**Work required**
In the records below, find each line containing the word "иные" and copy it.

**Data for processing**
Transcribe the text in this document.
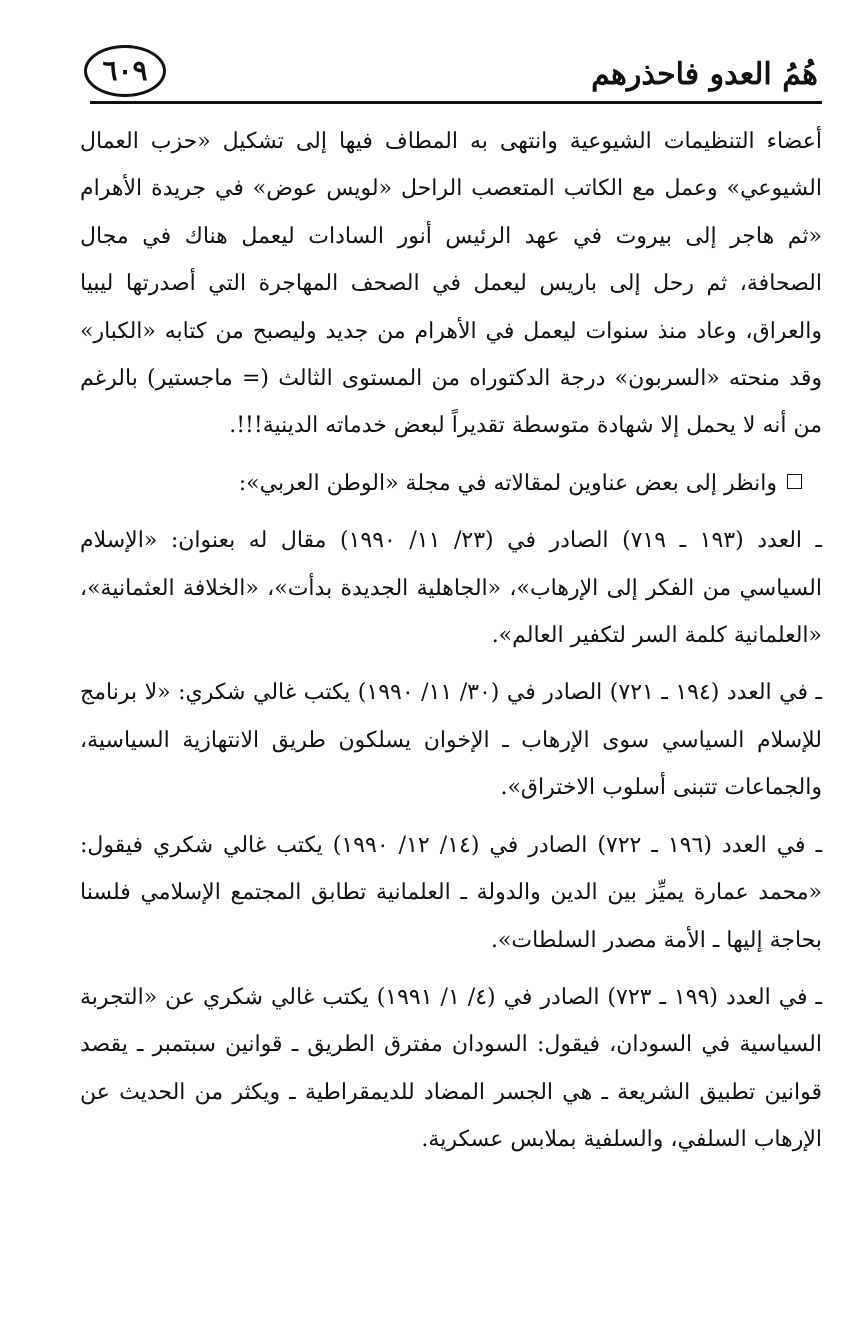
٦٠٩	هُمُ العدو فاحذرهم

أعضاء التنظيمات الشيوعية وانتهى به المطاف فيها إلى تشكيل «حزب العمال الشيوعي» وعمل مع الكاتب المتعصب الراحل «لويس عوض» في جريدة الأهرام «ثم هاجر إلى بيروت في عهد الرئيس أنور السادات ليعمل هناك في مجال الصحافة، ثم رحل إلى باريس ليعمل في الصحف المهاجرة التي أصدرتها ليبيا والعراق، وعاد منذ سنوات ليعمل في الأهرام من جديد وليصبح من كتابه «الكبار» وقد منحته «السربون» درجة الدكتوراه من المستوى الثالث (= ماجستير) بالرغم من أنه لا يحمل إلا شهادة متوسطة تقديراً لبعض خدماته الدينية!!!.

وانظر إلى بعض عناوين لمقالاته في مجلة «الوطن العربي»:

ـ العدد (١٩٣ ـ ٧١٩) الصادر في (٢٣/ ١١/ ١٩٩٠) مقال له بعنوان: «الإسلام السياسي من الفكر إلى الإرهاب»، «الجاهلية الجديدة بدأت»، «الخلافة العثمانية»، «العلمانية كلمة السر لتكفير العالم».

ـ في العدد (١٩٤ ـ ٧٢١) الصادر في (٣٠/ ١١/ ١٩٩٠) يكتب غالي شكري: «لا برنامج للإسلام السياسي سوى الإرهاب ـ الإخوان يسلكون طريق الانتهازية السياسية، والجماعات تتبنى أسلوب الاختراق».

ـ في العدد (١٩٦ ـ ٧٢٢) الصادر في (١٤/ ١٢/ ١٩٩٠) يكتب غالي شكري فيقول: «محمد عمارة يميِّز بين الدين والدولة ـ العلمانية تطابق المجتمع الإسلامي فلسنا بحاجة إليها ـ الأمة مصدر السلطات».

ـ في العدد (١٩٩ ـ ٧٢٣) الصادر في (٤/ ١/ ١٩٩١) يكتب غالي شكري عن «التجربة السياسية في السودان، فيقول: السودان مفترق الطريق ـ قوانين سبتمبر ـ يقصد قوانين تطبيق الشريعة ـ هي الجسر المضاد للديمقراطية ـ ويكثر من الحديث عن الإرهاب السلفي، والسلفية بملابس عسكرية.
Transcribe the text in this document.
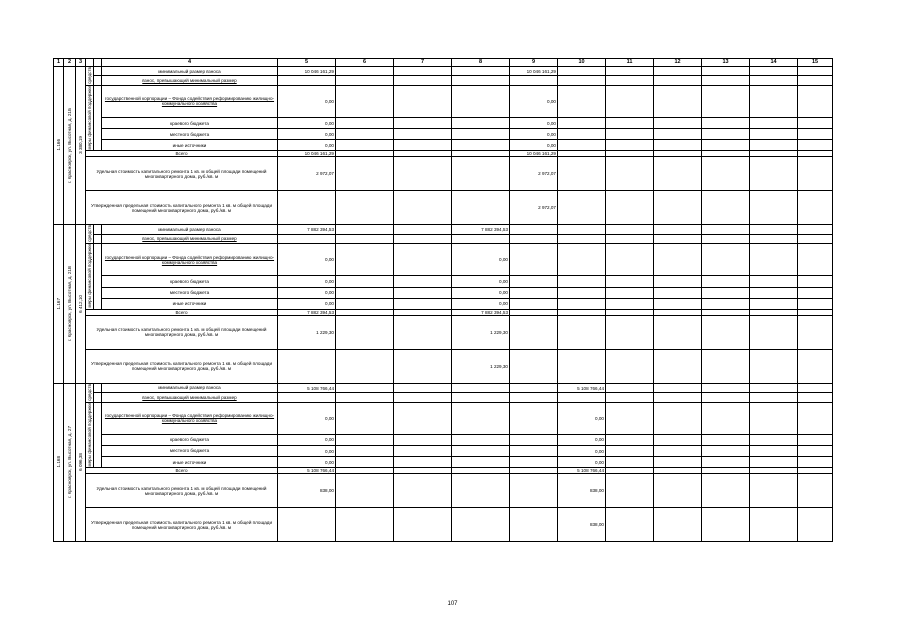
1	2	3			4	5	6	7	8	9	10	11	12	13	14	15
1.166	г. Красноярск, ул. Высотная, д. 21Б	3 380,19	средств		минимальный размер взноса	10 046 161,29				10 046 161,29						
					взнос, превышающий минимальный размер											
			меры финансовой поддержки		государственной корпорации – Фонда содействия реформированию жилищно-коммунального хозяйства	0,00				0,00						
					краевого бюджета	0,00				0,00						
					местного бюджета	0,00				0,00						
					иные источники	0,00				0,00						
			Всего			10 046 161,29				10 046 161,29						
			Удельная стоимость капитального ремонта 1 кв. м общей площади помещений многоквартирного дома, руб./кв. м			2 972,07				2 972,07						
			Утвержденная предельная стоимость капитального ремонта 1 кв. м общей площади помещений многоквартирного дома, руб./кв. м							2 972,07						
1.167	г. Красноярск, ул. Высотная, д. 21В	6 412,10	средств		минимальный размер взноса	7 882 394,53			7 882 394,53							
					взнос, превышающий минимальный размер											
			меры финансовой поддержки		государственной корпорации – Фонда содействия реформированию жилищно-коммунального хозяйства	0,00			0,00							
					краевого бюджета	0,00			0,00							
					местного бюджета	0,00			0,00							
					иные источники	0,00			0,00							
			Всего			7 882 394,53			7 882 394,53							
			Удельная стоимость капитального ремонта 1 кв. м общей площади помещений многоквартирного дома, руб./кв. м			1 229,30			1 229,30							
			Утвержденная предельная стоимость капитального ремонта 1 кв. м общей площади помещений многоквартирного дома, руб./кв. м						1 229,30							
1.168	г. Красноярск, ул. Высотная, д. 27	6 096,38	средств		минимальный размер взноса	5 108 766,44					5 108 766,44					
					взнос, превышающий минимальный размер											
			меры финансовой поддержки		государственной корпорации – Фонда содействия реформированию жилищно-коммунального хозяйства	0,00					0,00					
					краевого бюджета	0,00					0,00					
					местного бюджета	0,00					0,00					
					иные источники	0,00					0,00					
			Всего			5 108 766,44					5 108 766,44					
			Удельная стоимость капитального ремонта 1 кв. м общей площади помещений многоквартирного дома, руб./кв. м			838,00					838,00					
			Утвержденная предельная стоимость капитального ремонта 1 кв. м общей площади помещений многоквартирного дома, руб./кв. м								838,00					
107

**The completed task**
					иные источники	0,00				0,00						
					иные источники	0,00			0,00							
					иные источники	0,00					0,00					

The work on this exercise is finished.